— begin Dataset records —

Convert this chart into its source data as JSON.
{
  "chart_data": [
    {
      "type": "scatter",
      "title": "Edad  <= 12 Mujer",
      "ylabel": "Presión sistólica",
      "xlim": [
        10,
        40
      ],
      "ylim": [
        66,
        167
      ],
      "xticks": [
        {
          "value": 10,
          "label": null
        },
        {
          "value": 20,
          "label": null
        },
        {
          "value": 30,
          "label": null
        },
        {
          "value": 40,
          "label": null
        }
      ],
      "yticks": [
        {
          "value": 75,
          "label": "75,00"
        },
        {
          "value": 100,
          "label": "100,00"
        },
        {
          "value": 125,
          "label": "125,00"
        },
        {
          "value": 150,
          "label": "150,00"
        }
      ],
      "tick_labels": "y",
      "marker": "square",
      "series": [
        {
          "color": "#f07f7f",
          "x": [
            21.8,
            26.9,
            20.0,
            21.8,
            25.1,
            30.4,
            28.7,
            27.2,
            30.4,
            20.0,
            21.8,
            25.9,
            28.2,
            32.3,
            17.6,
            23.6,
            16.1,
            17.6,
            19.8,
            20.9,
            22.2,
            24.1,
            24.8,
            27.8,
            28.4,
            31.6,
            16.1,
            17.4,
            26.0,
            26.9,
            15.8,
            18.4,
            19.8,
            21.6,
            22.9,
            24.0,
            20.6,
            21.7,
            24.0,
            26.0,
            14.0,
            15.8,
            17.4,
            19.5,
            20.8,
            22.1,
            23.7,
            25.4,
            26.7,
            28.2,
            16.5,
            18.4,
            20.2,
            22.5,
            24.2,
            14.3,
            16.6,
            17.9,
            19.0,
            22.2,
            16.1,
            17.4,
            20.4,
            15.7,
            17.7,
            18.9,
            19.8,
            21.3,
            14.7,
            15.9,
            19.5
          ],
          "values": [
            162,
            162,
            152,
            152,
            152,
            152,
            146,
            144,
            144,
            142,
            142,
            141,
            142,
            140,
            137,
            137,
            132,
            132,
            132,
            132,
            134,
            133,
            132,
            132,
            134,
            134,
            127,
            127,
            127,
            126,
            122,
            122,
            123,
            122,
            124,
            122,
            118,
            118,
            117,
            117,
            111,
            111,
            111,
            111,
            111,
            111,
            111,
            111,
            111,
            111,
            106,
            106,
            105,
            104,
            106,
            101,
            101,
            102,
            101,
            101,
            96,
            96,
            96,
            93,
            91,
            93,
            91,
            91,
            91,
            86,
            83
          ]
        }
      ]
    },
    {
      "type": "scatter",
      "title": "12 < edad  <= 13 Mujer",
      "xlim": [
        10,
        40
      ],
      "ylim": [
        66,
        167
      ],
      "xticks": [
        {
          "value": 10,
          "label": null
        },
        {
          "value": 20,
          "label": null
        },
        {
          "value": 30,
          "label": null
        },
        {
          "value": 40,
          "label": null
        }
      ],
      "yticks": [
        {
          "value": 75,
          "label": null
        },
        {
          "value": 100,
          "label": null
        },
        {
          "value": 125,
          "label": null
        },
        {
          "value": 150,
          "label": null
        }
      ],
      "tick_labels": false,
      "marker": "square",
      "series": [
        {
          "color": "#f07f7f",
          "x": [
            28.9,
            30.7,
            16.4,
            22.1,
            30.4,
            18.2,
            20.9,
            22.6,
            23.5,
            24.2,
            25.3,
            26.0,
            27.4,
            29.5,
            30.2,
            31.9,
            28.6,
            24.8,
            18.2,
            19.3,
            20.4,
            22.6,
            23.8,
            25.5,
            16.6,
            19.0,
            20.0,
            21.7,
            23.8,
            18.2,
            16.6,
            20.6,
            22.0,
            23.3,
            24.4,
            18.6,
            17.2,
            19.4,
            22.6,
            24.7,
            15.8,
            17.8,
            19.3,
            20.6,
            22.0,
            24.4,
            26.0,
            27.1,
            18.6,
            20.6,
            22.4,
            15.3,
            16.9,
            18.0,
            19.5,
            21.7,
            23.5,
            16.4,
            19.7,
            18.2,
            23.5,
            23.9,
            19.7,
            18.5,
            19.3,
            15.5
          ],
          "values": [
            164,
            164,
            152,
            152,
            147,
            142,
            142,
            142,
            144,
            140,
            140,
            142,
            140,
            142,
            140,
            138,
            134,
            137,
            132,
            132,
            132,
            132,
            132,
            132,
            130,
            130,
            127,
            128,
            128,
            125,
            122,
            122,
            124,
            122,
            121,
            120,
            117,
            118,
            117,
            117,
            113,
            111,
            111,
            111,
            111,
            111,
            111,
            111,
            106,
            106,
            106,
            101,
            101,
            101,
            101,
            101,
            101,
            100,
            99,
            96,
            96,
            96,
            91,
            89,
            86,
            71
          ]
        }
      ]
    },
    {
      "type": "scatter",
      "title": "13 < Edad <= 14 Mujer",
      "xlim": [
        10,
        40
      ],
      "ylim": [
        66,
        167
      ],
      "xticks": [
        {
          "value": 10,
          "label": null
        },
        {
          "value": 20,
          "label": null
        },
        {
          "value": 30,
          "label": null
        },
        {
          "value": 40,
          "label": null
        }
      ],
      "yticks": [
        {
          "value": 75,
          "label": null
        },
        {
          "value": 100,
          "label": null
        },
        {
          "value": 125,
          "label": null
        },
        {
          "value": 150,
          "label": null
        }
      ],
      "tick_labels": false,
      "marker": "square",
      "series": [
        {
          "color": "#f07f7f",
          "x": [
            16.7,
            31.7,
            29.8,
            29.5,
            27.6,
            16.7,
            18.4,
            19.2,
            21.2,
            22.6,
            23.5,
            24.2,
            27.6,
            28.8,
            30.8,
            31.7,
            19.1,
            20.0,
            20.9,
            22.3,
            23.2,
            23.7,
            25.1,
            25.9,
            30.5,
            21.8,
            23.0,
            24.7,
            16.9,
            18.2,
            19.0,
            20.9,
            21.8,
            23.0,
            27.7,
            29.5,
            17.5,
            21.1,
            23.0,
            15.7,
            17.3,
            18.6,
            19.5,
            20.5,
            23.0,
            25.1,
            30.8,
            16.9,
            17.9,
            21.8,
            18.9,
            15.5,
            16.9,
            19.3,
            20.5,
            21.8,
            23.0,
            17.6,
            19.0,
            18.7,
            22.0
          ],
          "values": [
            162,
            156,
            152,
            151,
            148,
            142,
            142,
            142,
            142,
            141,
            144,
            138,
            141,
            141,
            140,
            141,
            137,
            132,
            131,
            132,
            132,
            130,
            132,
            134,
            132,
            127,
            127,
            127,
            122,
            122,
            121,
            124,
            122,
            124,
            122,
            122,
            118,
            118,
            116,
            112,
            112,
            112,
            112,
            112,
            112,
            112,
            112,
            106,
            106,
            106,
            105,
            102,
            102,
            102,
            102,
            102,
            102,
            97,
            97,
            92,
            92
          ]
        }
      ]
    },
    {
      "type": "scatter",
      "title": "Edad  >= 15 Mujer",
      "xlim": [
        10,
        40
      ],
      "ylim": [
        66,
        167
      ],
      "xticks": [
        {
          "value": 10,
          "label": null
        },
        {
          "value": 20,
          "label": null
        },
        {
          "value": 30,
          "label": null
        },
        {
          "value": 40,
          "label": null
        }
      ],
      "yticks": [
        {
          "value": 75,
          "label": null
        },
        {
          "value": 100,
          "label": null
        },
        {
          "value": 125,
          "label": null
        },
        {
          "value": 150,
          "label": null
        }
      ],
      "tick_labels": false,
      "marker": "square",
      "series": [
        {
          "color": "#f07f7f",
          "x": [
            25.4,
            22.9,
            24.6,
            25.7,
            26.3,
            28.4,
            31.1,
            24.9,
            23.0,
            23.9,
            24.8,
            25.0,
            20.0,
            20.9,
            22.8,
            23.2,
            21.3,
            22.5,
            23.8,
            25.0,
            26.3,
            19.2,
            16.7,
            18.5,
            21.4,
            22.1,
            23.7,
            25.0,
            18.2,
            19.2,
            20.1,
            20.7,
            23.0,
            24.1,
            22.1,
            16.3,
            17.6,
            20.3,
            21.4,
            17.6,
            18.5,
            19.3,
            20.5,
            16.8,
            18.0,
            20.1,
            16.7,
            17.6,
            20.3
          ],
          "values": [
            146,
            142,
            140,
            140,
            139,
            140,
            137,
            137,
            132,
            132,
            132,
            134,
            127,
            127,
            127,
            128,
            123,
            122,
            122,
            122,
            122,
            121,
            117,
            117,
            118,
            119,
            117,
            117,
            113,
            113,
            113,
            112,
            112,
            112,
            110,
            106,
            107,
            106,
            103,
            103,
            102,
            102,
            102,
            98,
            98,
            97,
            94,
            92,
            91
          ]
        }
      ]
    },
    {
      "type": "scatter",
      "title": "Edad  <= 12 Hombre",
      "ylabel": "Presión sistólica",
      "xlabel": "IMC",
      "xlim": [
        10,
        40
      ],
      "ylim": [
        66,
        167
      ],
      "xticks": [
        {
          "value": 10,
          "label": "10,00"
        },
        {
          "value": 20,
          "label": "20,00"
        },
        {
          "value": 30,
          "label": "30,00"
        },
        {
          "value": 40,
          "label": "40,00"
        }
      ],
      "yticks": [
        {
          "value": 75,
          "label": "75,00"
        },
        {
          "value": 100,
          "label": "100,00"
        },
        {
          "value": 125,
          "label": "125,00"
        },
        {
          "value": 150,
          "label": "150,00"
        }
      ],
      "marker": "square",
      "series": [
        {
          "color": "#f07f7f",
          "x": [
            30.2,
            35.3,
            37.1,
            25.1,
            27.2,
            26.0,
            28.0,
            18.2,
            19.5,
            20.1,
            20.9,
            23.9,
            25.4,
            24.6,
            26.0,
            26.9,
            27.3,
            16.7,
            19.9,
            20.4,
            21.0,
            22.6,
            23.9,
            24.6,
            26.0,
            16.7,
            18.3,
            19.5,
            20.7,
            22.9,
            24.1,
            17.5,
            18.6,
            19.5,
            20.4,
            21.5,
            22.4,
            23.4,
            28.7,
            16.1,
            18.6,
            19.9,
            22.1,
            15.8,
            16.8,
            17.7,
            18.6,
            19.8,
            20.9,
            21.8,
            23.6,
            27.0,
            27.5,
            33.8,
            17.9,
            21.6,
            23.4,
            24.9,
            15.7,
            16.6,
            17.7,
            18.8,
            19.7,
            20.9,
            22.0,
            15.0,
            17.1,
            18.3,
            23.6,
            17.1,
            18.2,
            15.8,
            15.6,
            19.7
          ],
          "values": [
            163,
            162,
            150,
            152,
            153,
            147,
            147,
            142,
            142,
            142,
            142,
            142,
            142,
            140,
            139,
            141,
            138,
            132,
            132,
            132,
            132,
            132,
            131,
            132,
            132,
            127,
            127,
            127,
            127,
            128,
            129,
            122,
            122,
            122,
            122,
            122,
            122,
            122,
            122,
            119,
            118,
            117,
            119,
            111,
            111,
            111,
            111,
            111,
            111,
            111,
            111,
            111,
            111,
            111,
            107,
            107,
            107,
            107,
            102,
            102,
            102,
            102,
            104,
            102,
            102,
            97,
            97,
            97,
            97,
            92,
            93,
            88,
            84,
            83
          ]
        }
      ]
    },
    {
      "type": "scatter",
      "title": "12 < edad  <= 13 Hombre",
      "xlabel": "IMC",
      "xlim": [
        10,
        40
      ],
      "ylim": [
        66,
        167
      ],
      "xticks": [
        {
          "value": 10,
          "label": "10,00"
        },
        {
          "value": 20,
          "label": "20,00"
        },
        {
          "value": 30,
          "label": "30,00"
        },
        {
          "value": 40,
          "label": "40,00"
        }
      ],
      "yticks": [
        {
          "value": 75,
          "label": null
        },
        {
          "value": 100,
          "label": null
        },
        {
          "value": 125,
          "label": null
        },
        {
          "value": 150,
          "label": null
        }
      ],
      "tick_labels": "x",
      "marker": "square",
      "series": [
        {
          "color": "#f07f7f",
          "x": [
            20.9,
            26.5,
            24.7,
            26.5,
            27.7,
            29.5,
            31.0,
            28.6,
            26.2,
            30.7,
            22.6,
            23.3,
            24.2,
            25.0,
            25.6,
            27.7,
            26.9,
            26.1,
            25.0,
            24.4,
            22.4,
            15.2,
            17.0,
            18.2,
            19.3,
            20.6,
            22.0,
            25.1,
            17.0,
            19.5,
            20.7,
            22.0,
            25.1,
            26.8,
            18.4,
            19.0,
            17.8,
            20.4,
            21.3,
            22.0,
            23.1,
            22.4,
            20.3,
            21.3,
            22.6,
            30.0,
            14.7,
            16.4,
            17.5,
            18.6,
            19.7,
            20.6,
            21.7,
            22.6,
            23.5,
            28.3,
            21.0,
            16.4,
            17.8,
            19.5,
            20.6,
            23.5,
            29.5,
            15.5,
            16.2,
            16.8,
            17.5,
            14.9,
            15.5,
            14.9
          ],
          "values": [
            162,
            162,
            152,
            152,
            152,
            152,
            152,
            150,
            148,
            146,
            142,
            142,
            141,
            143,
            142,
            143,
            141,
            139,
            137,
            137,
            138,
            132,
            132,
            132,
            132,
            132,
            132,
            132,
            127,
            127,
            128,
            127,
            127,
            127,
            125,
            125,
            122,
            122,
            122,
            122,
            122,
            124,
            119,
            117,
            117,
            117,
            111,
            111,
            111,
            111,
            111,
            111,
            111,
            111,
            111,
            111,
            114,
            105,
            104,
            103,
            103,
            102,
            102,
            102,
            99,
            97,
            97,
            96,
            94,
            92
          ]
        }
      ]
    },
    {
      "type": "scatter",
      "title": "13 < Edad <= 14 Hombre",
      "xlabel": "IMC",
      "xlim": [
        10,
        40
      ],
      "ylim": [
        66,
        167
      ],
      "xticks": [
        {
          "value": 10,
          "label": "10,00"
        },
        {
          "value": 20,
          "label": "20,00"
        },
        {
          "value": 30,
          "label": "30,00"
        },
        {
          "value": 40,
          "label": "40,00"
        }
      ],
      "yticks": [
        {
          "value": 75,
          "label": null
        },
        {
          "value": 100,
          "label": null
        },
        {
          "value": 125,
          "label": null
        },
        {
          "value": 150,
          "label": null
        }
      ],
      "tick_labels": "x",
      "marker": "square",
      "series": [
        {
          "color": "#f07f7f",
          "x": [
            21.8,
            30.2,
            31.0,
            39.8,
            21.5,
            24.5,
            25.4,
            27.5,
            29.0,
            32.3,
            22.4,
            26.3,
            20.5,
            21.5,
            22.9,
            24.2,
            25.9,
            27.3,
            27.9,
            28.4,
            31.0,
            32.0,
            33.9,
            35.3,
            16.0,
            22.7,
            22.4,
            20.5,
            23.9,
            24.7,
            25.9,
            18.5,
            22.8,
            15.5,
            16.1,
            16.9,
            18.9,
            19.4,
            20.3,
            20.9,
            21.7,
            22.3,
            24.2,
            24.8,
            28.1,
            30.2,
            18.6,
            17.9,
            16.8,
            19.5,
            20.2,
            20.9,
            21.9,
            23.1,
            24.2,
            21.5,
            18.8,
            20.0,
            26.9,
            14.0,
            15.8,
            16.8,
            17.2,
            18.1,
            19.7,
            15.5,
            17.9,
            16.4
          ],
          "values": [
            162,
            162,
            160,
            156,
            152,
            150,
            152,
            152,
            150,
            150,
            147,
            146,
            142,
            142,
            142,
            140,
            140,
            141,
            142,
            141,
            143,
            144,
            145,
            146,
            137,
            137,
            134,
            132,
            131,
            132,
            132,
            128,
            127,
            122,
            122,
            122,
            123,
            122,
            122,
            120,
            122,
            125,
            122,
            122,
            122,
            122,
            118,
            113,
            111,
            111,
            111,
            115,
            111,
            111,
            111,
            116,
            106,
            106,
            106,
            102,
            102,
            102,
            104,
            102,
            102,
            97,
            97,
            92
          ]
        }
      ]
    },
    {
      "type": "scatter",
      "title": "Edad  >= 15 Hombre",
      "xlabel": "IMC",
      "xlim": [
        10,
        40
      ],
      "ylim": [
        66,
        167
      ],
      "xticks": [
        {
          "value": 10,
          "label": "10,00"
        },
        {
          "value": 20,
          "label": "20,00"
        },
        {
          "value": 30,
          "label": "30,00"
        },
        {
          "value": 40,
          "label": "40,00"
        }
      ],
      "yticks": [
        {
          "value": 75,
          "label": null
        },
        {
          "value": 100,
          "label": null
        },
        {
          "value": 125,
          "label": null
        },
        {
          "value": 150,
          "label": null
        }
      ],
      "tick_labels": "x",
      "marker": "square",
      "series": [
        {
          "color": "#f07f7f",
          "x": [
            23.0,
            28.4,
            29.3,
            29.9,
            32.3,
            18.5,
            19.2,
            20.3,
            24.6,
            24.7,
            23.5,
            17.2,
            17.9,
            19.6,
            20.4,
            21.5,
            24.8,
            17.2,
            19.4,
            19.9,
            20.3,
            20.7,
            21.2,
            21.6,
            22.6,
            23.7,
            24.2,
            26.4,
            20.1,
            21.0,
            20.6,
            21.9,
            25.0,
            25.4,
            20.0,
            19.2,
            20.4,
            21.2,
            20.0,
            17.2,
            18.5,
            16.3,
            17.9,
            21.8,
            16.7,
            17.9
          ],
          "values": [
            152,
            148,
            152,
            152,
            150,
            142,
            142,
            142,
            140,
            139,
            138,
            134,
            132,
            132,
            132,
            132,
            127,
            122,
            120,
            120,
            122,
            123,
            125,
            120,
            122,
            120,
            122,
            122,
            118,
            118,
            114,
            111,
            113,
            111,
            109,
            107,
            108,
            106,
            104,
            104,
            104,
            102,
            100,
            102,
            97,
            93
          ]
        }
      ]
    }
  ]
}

— end Dataset records —

Using the material above, report each line where "Hombre" occurs.

The output |
      "title": "Edad  <= 12 Hombre",
      "title": "12 < edad  <= 13 Hombre",
      "title": "13 < Edad <= 14 Hombre",
      "title": "Edad  >= 15 Hombre",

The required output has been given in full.